**Provided data**
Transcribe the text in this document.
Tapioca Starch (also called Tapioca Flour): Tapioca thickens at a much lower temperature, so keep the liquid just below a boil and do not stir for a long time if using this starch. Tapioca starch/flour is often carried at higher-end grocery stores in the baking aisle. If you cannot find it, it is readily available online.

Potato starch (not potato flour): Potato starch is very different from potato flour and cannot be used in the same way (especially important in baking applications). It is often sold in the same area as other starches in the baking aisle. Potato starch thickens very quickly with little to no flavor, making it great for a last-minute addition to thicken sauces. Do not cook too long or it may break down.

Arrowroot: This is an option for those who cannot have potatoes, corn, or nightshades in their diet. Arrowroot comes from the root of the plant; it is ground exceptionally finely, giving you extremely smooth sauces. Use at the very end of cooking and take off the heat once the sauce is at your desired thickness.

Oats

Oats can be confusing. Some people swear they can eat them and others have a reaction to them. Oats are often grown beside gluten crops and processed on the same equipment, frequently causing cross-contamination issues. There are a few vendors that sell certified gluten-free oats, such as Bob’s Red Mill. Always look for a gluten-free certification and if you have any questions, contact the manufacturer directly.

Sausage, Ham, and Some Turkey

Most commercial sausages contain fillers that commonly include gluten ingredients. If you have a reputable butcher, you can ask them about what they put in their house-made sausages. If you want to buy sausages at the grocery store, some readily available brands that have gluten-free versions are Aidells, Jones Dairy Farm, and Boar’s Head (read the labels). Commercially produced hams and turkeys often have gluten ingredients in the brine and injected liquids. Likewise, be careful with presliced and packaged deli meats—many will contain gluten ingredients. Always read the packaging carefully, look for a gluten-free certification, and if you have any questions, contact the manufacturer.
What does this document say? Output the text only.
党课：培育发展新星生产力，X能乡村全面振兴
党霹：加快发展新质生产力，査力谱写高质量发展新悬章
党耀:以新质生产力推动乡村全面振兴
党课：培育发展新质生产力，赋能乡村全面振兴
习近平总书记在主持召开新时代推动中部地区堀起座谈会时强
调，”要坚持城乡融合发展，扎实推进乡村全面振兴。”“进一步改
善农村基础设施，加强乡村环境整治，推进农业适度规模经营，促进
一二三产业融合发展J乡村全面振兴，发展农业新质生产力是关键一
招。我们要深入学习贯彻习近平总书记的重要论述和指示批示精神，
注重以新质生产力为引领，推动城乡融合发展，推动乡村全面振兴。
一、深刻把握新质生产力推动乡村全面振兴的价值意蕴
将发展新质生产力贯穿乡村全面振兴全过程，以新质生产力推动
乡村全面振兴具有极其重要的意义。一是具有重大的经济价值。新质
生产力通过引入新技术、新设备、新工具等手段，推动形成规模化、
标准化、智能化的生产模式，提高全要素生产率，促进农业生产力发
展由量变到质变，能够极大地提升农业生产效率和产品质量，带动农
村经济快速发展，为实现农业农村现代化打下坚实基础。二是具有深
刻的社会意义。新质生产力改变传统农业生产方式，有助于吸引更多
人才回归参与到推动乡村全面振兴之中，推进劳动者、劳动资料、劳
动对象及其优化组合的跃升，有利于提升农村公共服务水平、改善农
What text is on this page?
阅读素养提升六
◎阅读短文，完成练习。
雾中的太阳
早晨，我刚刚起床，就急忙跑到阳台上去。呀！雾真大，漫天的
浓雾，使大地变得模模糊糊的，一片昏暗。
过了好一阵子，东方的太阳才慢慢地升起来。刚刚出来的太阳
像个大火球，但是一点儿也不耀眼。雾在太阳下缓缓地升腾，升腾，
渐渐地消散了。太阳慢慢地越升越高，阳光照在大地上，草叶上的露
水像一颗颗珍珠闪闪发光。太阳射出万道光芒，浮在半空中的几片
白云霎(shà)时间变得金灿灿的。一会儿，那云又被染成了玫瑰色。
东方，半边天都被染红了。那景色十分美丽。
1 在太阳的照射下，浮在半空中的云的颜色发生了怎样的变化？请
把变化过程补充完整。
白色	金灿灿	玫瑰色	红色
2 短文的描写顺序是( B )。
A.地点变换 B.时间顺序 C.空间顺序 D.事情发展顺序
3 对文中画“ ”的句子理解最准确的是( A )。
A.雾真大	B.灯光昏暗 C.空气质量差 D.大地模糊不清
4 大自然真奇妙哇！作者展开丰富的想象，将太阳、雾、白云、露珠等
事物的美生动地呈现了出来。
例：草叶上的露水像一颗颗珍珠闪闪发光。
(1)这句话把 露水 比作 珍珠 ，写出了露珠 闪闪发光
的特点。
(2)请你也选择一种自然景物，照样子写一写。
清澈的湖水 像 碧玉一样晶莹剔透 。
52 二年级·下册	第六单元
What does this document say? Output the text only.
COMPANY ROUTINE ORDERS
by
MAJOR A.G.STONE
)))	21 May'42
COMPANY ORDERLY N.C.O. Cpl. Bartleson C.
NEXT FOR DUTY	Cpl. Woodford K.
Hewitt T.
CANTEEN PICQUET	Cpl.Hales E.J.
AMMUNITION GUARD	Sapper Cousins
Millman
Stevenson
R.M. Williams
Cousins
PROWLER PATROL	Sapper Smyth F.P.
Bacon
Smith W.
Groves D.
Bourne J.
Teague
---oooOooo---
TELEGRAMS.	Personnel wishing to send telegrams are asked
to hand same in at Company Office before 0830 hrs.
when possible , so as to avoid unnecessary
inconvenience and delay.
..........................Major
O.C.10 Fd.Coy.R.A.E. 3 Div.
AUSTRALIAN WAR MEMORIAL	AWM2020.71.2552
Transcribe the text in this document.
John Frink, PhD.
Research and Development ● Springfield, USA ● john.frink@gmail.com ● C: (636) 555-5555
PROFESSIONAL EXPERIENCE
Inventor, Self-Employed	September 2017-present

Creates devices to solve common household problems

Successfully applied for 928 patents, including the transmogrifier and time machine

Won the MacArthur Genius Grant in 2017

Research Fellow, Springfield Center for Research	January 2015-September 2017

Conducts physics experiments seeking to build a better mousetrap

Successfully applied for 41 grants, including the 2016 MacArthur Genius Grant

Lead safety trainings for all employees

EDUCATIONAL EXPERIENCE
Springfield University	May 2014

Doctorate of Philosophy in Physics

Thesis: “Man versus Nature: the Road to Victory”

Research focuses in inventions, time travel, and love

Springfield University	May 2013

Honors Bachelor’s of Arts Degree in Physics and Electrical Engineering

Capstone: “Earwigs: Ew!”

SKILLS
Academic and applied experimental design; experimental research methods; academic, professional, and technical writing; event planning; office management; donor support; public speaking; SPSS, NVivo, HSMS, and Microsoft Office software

**Problem**
Copy out each line of the data containing the string "EXPERIENCE".

**Finished exercise**
PROFESSIONAL EXPERIENCE
EDUCATIONAL EXPERIENCE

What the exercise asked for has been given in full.